_PROBLEM REQUIREMENTS_
Every line that holds "Windows" should be shown.

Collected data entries
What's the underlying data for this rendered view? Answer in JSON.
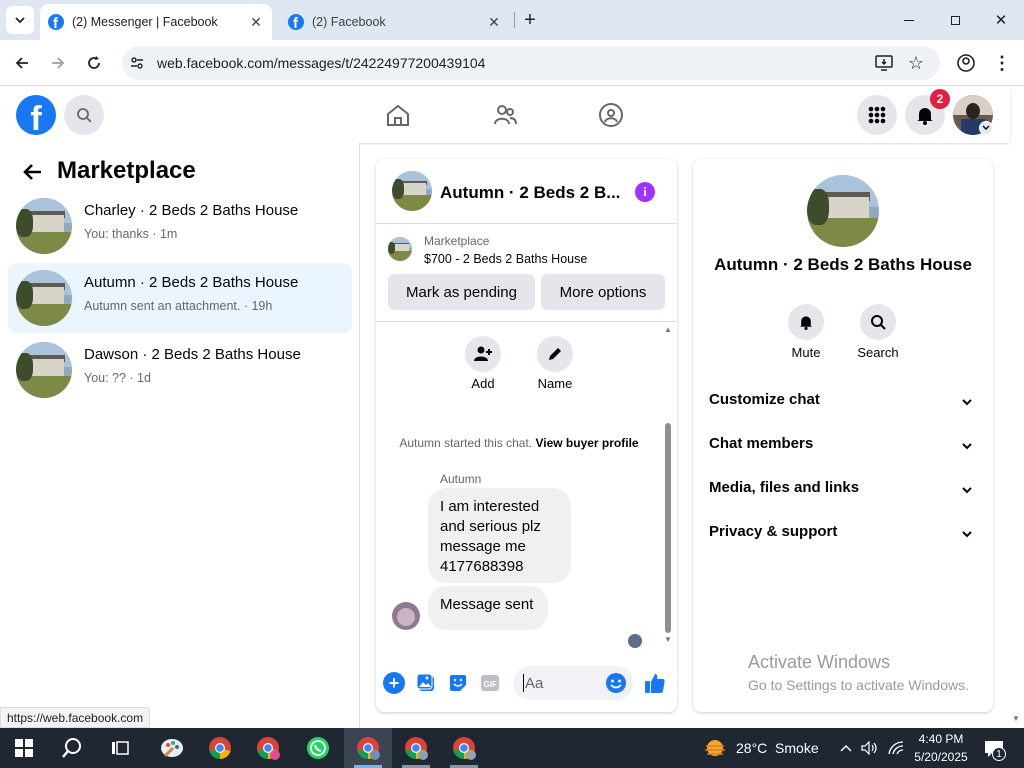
{
  "browser": {
    "tabs": [
      {
        "title": "(2) Messenger | Facebook"
      },
      {
        "title": "(2) Facebook"
      }
    ],
    "url": "web.facebook.com/messages/t/24224977200439104",
    "status_url": "https://web.facebook.com"
  },
  "fb_header": {
    "notification_count": "2"
  },
  "sidebar": {
    "title": "Marketplace",
    "conversations": [
      {
        "title": "Charley · 2 Beds 2 Baths House",
        "subtitle": "You: thanks · 1m"
      },
      {
        "title": "Autumn · 2 Beds 2 Baths House",
        "subtitle": "Autumn sent an attachment. · 19h"
      },
      {
        "title": "Dawson · 2 Beds 2 Baths House",
        "subtitle": "You: ?? · 1d"
      }
    ]
  },
  "chat": {
    "header_title": "Autumn · 2 Beds 2 B...",
    "listing_source": "Marketplace",
    "listing_title": "$700 - 2 Beds 2 Baths House",
    "mark_pending": "Mark as pending",
    "more_options": "More options",
    "add_label": "Add",
    "name_label": "Name",
    "started_text": "Autumn started this chat.",
    "buyer_profile": "View buyer profile",
    "sender_name": "Autumn",
    "messages": [
      {
        "lines": [
          "I am interested",
          "and serious plz",
          "message me",
          "4177688398"
        ]
      },
      {
        "lines": [
          "Message sent"
        ]
      }
    ],
    "composer_placeholder": "Aa"
  },
  "info_panel": {
    "title": "Autumn · 2 Beds 2 Baths House",
    "mute": "Mute",
    "search": "Search",
    "sections": [
      "Customize chat",
      "Chat members",
      "Media, files and links",
      "Privacy & support"
    ],
    "activate_title": "Activate Windows",
    "activate_sub": "Go to Settings to activate Windows."
  },
  "taskbar": {
    "weather": "28°C  Smoke",
    "time": "4:40 PM",
    "date": "5/20/2025",
    "notif_count": "1"
  },
  "colors": {
    "fb_blue": "#1877f2",
    "purple": "#a033ff",
    "badge_red": "#e41e3f",
    "selected_bg": "#ebf5ff",
    "taskbar": "#1f2733"
  }
}
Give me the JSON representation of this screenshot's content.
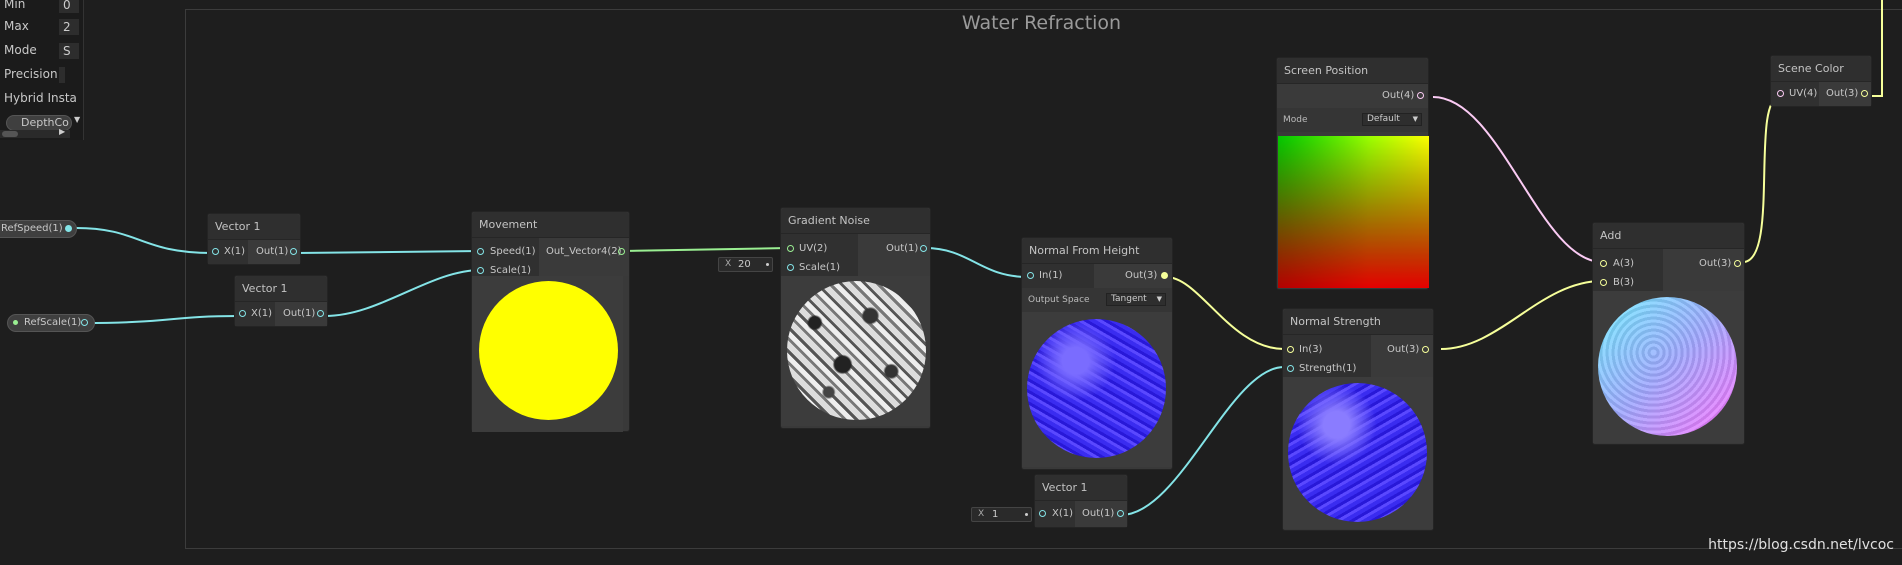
{
  "graph": {
    "group_title": "Water Refraction",
    "watermark": "https://blog.csdn.net/lvcoc"
  },
  "left_panel": {
    "rows": [
      {
        "label": "Min",
        "value": "0"
      },
      {
        "label": "Max",
        "value": "2"
      },
      {
        "label": "Mode",
        "value": "S"
      },
      {
        "label": "Precision",
        "value": ""
      },
      {
        "label": "Hybrid Insta",
        "value": ""
      }
    ],
    "blackboard_item": "DepthCo"
  },
  "properties": {
    "ref_speed": "RefSpeed(1)",
    "ref_scale": "RefScale(1)"
  },
  "nodes": {
    "vector1_a": {
      "title": "Vector 1",
      "in": "X(1)",
      "out": "Out(1)"
    },
    "vector1_b": {
      "title": "Vector 1",
      "in": "X(1)",
      "out": "Out(1)"
    },
    "movement": {
      "title": "Movement",
      "in1": "Speed(1)",
      "in2": "Scale(1)",
      "out": "Out_Vector4(2)"
    },
    "gradient_noise": {
      "title": "Gradient Noise",
      "in1": "UV(2)",
      "in2": "Scale(1)",
      "out": "Out(1)",
      "scale_x_label": "X",
      "scale_x_value": "20"
    },
    "normal_from_height": {
      "title": "Normal From Height",
      "in": "In(1)",
      "out": "Out(3)",
      "option_label": "Output Space",
      "option_value": "Tangent"
    },
    "screen_position": {
      "title": "Screen Position",
      "out": "Out(4)",
      "option_label": "Mode",
      "option_value": "Default"
    },
    "normal_strength": {
      "title": "Normal Strength",
      "in1": "In(3)",
      "in2": "Strength(1)",
      "out": "Out(3)"
    },
    "vector1_c": {
      "title": "Vector 1",
      "in": "X(1)",
      "out": "Out(1)",
      "x_label": "X",
      "x_value": "1"
    },
    "add": {
      "title": "Add",
      "in1": "A(3)",
      "in2": "B(3)",
      "out": "Out(3)"
    },
    "scene_color": {
      "title": "Scene Color",
      "in": "UV(4)",
      "out": "Out(3)"
    }
  },
  "colors": {
    "float_port": "#84e4e7",
    "vec2_port": "#9aef92",
    "vec3_port": "#f6ff9a",
    "vec4_port": "#fbcbf4",
    "background": "#1e1e1e",
    "node": "#393939"
  }
}
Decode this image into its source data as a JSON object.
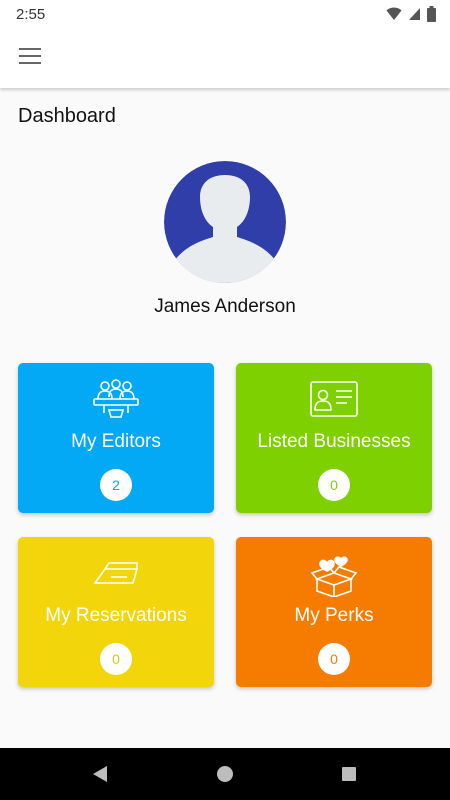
{
  "status_bar": {
    "time": "2:55",
    "icons": [
      "wifi-icon",
      "signal-icon",
      "battery-icon"
    ]
  },
  "app_bar": {
    "menu_icon": "hamburger-menu-icon"
  },
  "dashboard": {
    "title": "Dashboard",
    "user": {
      "name": "James Anderson",
      "avatar_color": "#2f3ea8"
    },
    "tiles": [
      {
        "label": "My Editors",
        "count": "2",
        "icon": "editors-icon",
        "color": "#03a9f4"
      },
      {
        "label": "Listed Businesses",
        "count": "0",
        "icon": "business-card-icon",
        "color": "#7ed000"
      },
      {
        "label": "My Reservations",
        "count": "0",
        "icon": "ticket-icon",
        "color": "#f2d50b"
      },
      {
        "label": "My Perks",
        "count": "0",
        "icon": "gift-box-icon",
        "color": "#f57c00"
      }
    ]
  },
  "nav_bar": {
    "buttons": [
      "back-icon",
      "home-icon",
      "recents-icon"
    ]
  }
}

_WORKED ANSWER_
    "activate_title": "Activate Windows",
    "activate_sub": "Go to Settings to activate Windows."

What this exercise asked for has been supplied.